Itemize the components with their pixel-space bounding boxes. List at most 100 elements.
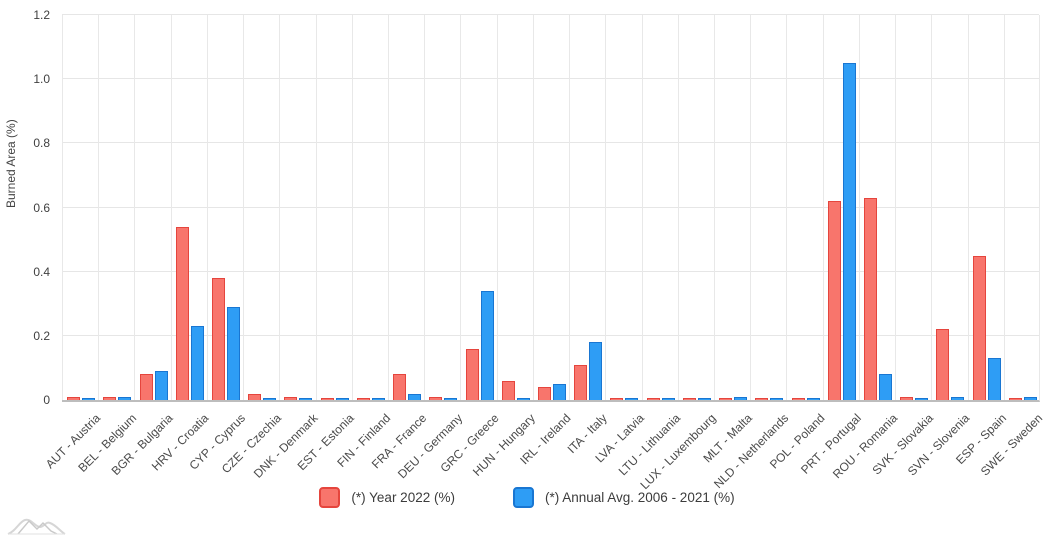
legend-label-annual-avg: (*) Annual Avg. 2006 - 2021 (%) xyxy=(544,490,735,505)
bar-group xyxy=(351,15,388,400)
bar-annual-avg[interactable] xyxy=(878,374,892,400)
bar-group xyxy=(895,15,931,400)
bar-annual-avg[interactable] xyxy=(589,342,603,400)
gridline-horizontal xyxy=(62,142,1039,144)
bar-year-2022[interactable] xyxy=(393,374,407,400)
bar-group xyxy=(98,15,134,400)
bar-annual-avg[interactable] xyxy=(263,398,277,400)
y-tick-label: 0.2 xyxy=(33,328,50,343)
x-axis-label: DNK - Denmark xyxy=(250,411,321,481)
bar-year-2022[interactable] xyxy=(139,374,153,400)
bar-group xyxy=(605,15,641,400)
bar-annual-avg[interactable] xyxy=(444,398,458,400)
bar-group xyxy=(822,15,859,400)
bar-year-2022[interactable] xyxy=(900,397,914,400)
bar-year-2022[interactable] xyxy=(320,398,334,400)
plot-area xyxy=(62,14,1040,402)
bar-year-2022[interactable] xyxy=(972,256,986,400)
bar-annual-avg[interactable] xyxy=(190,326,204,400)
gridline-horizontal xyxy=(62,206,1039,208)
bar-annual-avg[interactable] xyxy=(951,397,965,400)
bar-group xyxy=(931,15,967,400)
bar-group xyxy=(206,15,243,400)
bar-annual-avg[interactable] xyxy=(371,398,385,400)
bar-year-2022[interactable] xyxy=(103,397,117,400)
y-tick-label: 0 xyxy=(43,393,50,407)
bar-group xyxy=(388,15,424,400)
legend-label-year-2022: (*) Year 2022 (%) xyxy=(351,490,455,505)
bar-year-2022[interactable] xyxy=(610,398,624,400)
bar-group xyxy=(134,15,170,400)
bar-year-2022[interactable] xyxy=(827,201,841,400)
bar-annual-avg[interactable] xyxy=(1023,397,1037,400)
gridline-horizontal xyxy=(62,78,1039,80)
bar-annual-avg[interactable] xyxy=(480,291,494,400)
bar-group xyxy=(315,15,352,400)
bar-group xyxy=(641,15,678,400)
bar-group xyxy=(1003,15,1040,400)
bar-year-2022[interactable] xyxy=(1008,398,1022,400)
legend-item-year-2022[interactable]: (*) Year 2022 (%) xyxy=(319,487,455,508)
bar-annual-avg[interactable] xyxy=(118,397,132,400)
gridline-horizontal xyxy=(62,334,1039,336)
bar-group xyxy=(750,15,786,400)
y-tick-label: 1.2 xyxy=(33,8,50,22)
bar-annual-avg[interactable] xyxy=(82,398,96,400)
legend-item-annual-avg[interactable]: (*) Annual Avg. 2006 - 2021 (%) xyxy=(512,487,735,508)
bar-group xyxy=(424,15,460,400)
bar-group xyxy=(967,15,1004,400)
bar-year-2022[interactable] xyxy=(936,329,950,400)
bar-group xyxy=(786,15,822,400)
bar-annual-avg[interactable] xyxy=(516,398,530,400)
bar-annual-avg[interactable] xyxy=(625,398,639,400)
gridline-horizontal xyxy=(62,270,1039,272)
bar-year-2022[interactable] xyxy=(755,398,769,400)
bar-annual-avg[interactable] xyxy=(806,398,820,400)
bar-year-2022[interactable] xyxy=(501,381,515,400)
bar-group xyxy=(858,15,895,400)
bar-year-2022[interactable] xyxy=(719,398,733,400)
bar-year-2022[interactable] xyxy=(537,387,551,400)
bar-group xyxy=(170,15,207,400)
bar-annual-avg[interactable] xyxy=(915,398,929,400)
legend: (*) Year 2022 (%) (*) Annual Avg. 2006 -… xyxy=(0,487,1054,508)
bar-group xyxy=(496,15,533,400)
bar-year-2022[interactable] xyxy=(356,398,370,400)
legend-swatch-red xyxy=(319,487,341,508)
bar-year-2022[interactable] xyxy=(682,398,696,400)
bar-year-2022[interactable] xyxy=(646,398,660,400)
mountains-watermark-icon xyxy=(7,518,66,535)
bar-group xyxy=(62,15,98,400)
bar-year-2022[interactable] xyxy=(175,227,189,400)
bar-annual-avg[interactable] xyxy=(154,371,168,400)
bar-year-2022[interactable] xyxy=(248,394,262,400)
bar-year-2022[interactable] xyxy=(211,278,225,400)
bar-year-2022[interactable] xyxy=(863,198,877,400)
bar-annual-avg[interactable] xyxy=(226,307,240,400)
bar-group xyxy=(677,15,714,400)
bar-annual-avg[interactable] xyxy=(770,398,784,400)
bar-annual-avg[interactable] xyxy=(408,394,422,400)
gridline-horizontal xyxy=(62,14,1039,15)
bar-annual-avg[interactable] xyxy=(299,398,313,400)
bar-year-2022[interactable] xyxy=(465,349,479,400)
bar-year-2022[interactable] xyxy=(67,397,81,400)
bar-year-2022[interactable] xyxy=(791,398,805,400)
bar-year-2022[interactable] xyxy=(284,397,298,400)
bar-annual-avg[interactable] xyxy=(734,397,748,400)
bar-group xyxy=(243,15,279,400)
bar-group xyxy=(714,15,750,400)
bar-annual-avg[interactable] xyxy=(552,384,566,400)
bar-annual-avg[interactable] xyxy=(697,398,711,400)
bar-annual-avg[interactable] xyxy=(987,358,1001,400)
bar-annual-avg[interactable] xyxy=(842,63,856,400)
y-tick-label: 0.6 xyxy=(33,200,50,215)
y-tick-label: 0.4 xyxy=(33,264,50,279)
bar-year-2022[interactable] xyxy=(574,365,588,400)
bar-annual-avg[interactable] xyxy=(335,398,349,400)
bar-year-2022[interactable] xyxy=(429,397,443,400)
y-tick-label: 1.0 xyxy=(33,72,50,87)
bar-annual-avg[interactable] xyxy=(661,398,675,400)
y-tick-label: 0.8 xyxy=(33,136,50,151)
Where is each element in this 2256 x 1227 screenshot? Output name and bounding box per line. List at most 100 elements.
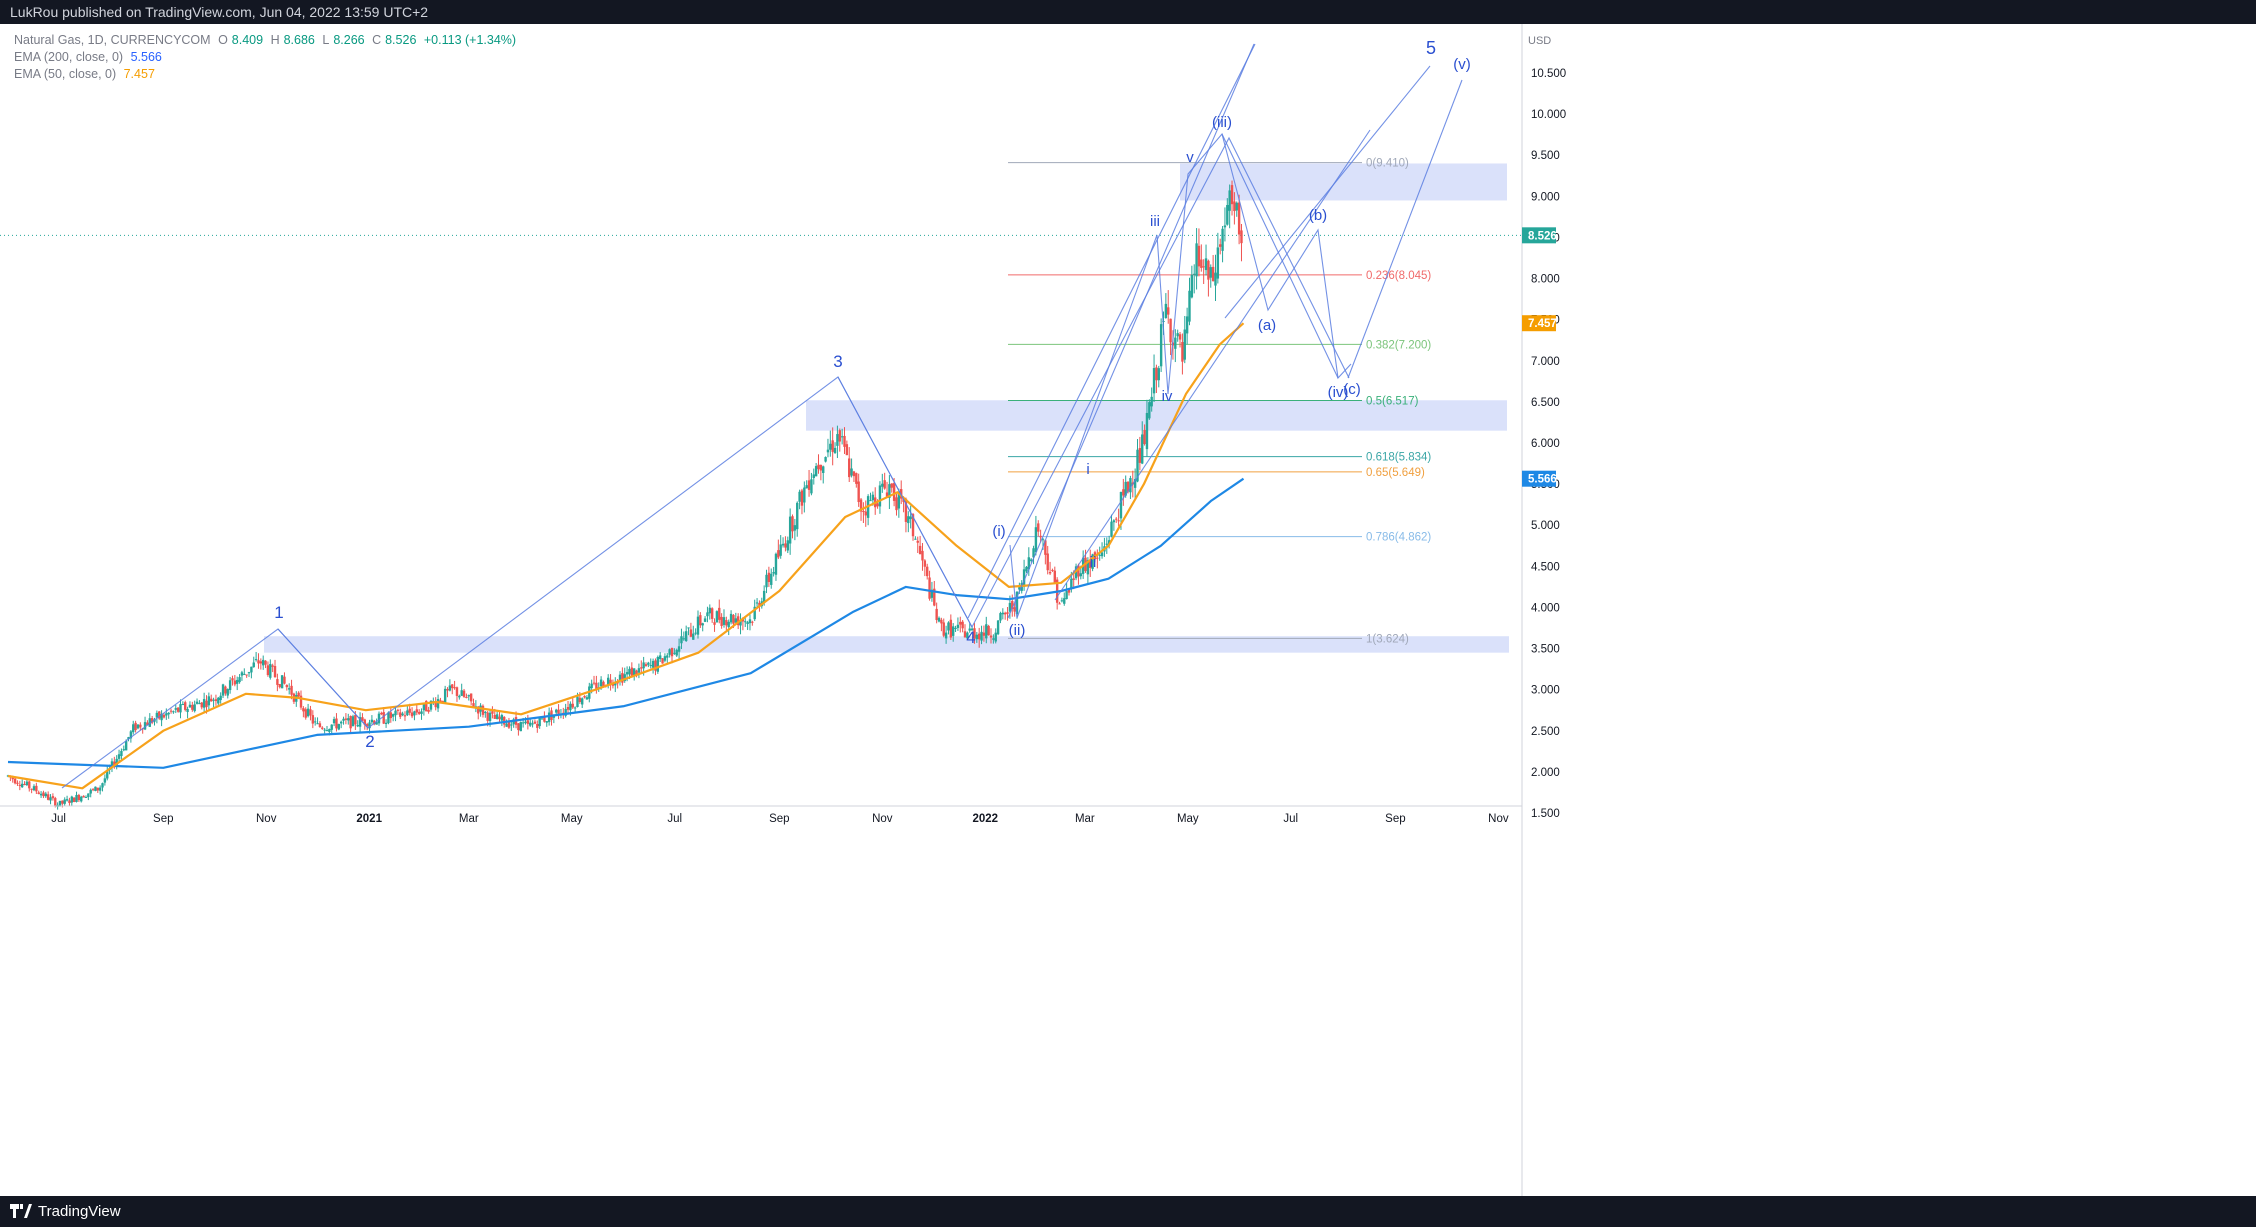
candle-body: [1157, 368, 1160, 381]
::::::
■ Aim of the exercise
Reproduce the listing lines starting at the one containing "legend-label-annual-avg: (*) Annual" and ending at the one containing "legend-label-year-2022: (*) Year", swapping "bar-group" for "bar-cluster" and leaving everything else unchanged.

■ Worked answer
legend-label-annual-avg: (*) Annual Avg. 2006 - 2021 (%) xyxy=(544,490,735,505)
bar-cluster xyxy=(351,15,388,400)
bar-annual-avg[interactable] xyxy=(878,374,892,400)
bar-cluster xyxy=(895,15,931,400)
bar-annual-avg[interactable] xyxy=(589,342,603,400)
gridline-horizontal xyxy=(62,142,1039,144)
bar-year-2022[interactable] xyxy=(393,374,407,400)
bar-cluster xyxy=(98,15,134,400)
bar-annual-avg[interactable] xyxy=(263,398,277,400)
y-tick-label: 0.2 xyxy=(33,328,50,343)
x-axis-label: DNK - Denmark xyxy=(250,411,321,481)
bar-year-2022[interactable] xyxy=(139,374,153,400)
bar-cluster xyxy=(605,15,641,400)
bar-annual-avg[interactable] xyxy=(444,398,458,400)
bar-cluster xyxy=(822,15,859,400)
bar-year-2022[interactable] xyxy=(900,397,914,400)
bar-year-2022[interactable] xyxy=(320,398,334,400)
plot-area xyxy=(62,14,1040,402)
bar-year-2022[interactable] xyxy=(972,256,986,400)
bar-annual-avg[interactable] xyxy=(190,326,204,400)
gridline-horizontal xyxy=(62,206,1039,208)
bar-annual-avg[interactable] xyxy=(951,397,965,400)
bar-cluster xyxy=(931,15,967,400)
bar-cluster xyxy=(206,15,243,400)
bar-annual-avg[interactable] xyxy=(371,398,385,400)
bar-year-2022[interactable] xyxy=(103,397,117,400)
y-tick-label: 0 xyxy=(43,393,50,407)
bar-cluster xyxy=(388,15,424,400)
legend-label-year-2022: (*) Year 2022 (%) xyxy=(351,490,455,505)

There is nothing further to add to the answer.